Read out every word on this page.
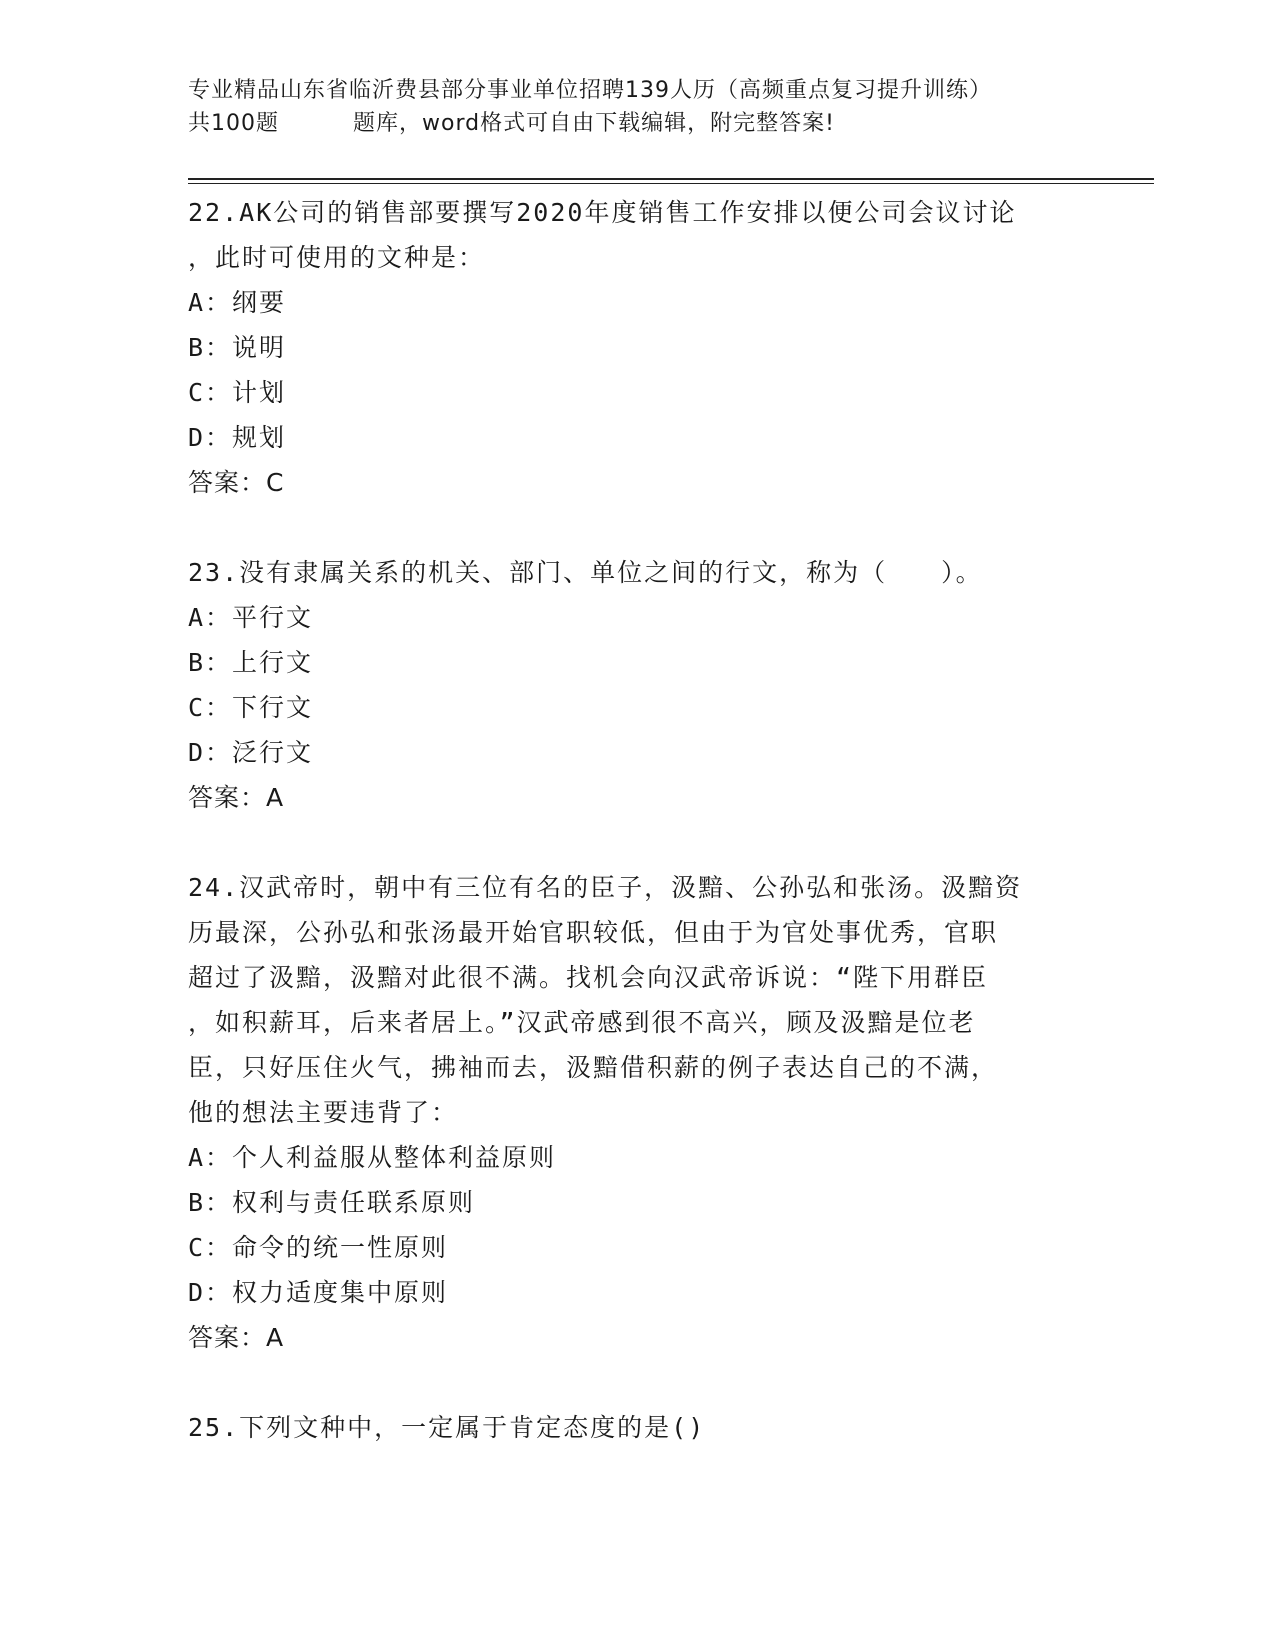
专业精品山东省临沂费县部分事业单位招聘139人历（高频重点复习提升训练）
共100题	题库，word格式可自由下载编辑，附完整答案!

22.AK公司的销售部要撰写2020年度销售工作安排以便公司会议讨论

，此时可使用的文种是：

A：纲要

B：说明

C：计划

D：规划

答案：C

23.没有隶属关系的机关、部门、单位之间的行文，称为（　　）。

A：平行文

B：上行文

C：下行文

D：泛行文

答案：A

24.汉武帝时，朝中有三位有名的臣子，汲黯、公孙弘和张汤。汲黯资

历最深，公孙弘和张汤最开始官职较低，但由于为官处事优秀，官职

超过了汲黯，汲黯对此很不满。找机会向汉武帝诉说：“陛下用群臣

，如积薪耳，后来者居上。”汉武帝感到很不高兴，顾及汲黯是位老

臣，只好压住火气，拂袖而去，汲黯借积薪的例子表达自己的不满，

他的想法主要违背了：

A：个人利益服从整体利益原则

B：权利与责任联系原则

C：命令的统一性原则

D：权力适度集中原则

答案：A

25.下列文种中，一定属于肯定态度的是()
○ ○ ○
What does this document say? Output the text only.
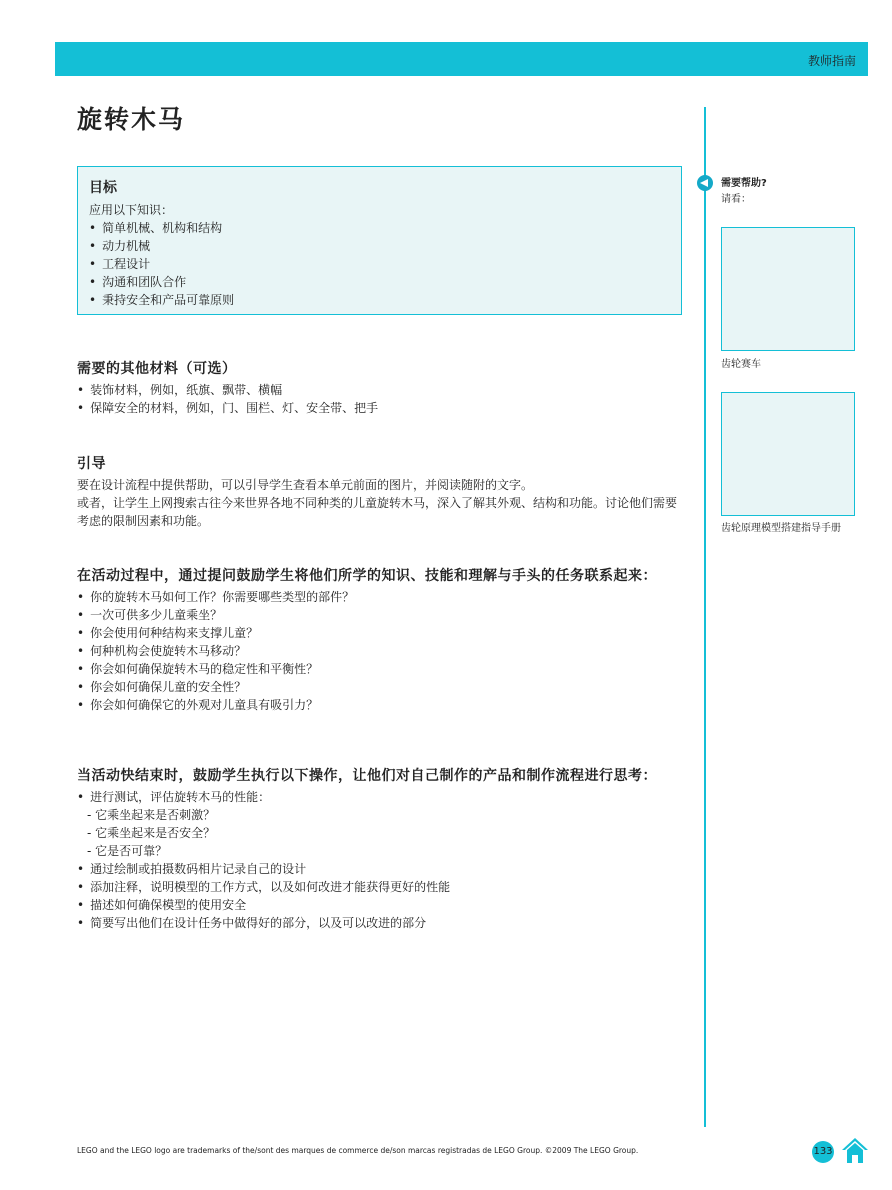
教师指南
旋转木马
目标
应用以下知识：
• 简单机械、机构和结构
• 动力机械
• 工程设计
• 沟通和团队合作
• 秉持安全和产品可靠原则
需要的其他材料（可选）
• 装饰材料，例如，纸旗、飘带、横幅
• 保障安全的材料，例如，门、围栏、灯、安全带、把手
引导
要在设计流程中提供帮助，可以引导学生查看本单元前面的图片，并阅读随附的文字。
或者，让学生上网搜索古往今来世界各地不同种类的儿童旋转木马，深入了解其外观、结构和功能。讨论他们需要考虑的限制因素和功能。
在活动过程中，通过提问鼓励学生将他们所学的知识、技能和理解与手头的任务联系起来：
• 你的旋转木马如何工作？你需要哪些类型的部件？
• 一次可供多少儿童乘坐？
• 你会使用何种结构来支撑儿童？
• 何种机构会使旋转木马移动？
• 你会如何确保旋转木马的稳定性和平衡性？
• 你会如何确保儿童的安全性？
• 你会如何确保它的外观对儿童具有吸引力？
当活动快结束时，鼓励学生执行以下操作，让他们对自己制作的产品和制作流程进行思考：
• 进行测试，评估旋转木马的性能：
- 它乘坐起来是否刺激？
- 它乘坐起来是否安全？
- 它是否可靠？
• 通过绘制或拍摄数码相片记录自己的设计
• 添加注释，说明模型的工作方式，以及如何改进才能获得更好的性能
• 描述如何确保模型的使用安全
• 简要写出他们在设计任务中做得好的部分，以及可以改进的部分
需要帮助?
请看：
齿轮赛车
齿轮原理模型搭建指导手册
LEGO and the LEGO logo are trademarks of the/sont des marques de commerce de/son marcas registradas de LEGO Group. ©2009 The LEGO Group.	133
○ ○ ○
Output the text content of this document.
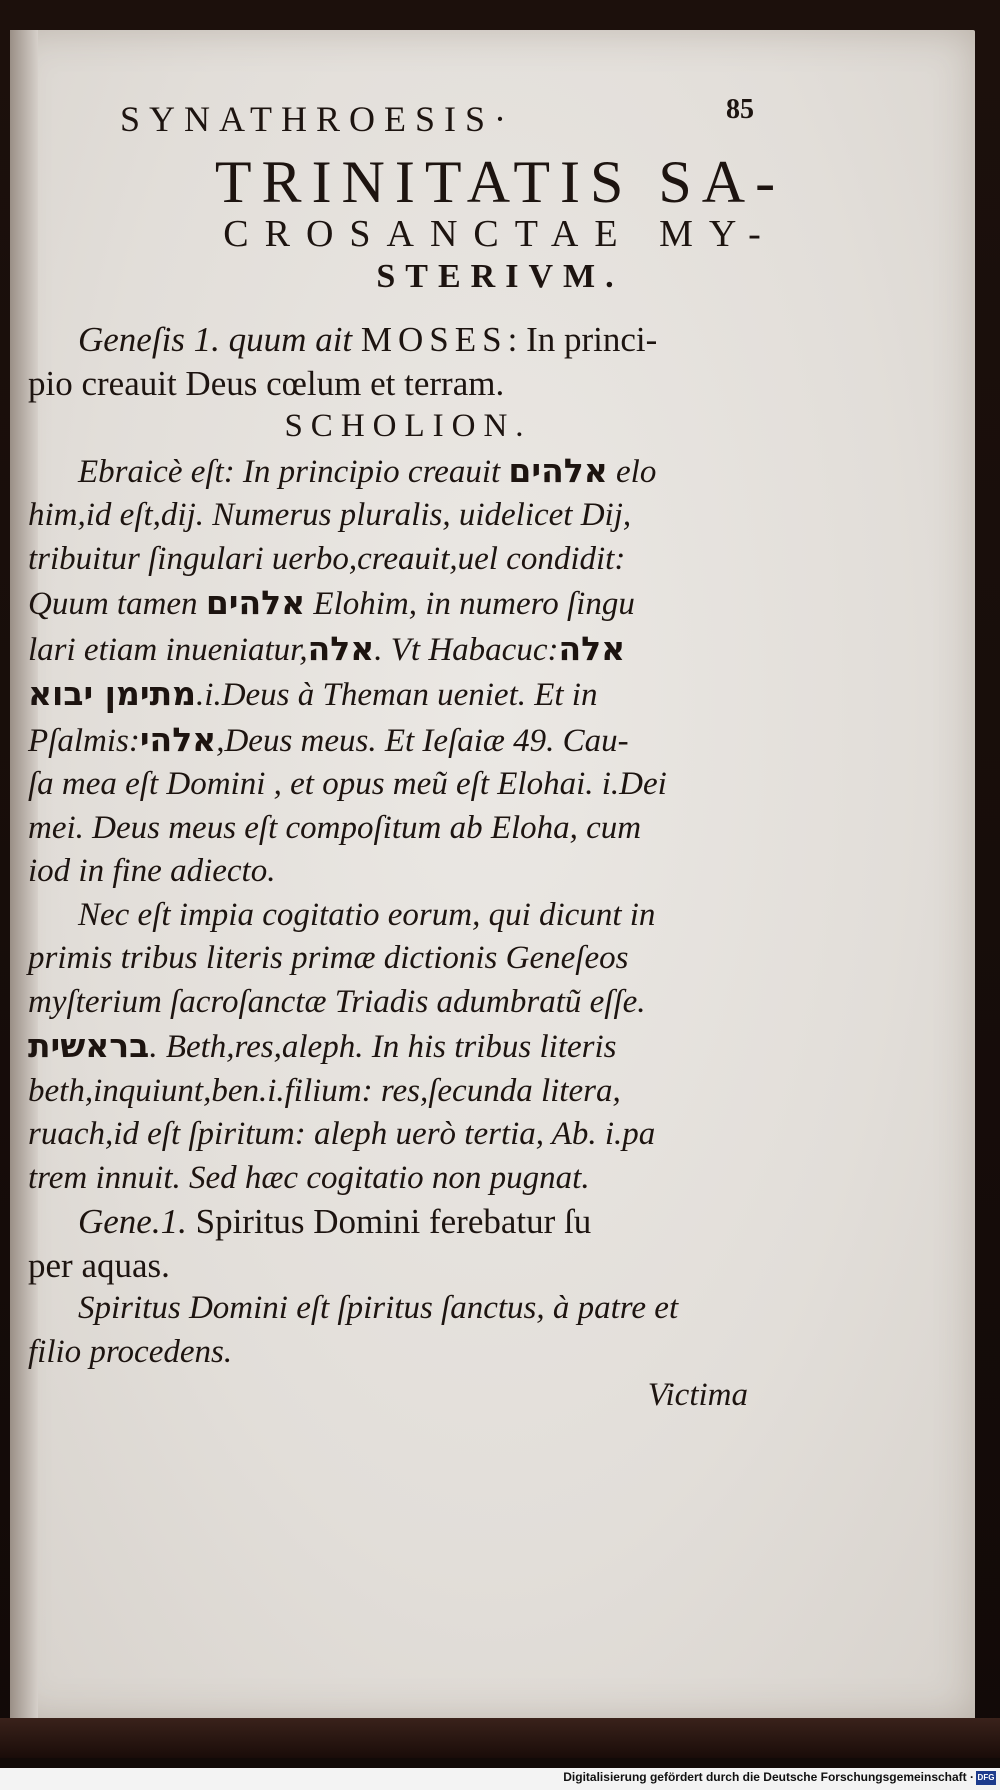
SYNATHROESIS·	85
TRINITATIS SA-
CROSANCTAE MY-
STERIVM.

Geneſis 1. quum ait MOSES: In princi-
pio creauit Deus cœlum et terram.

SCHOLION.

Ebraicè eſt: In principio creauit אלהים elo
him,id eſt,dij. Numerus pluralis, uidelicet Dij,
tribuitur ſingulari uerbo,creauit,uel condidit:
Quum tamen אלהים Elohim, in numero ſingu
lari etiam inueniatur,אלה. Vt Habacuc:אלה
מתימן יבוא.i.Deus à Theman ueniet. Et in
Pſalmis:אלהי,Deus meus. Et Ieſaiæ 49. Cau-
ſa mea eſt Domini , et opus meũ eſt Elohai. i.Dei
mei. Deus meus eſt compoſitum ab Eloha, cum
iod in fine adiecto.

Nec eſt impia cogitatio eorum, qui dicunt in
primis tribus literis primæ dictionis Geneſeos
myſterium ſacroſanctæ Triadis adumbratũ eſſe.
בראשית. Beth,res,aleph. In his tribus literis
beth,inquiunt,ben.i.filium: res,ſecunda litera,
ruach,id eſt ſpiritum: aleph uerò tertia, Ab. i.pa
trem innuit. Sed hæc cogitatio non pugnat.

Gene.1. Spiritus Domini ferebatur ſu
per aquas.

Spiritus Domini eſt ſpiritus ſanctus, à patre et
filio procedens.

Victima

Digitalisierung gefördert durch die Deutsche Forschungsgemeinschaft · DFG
○ ○ ○
(Task objective): Identify and list each line with the word "document".

(Result for this task):
What does this document say? Output the text only.
Output the text content of this document.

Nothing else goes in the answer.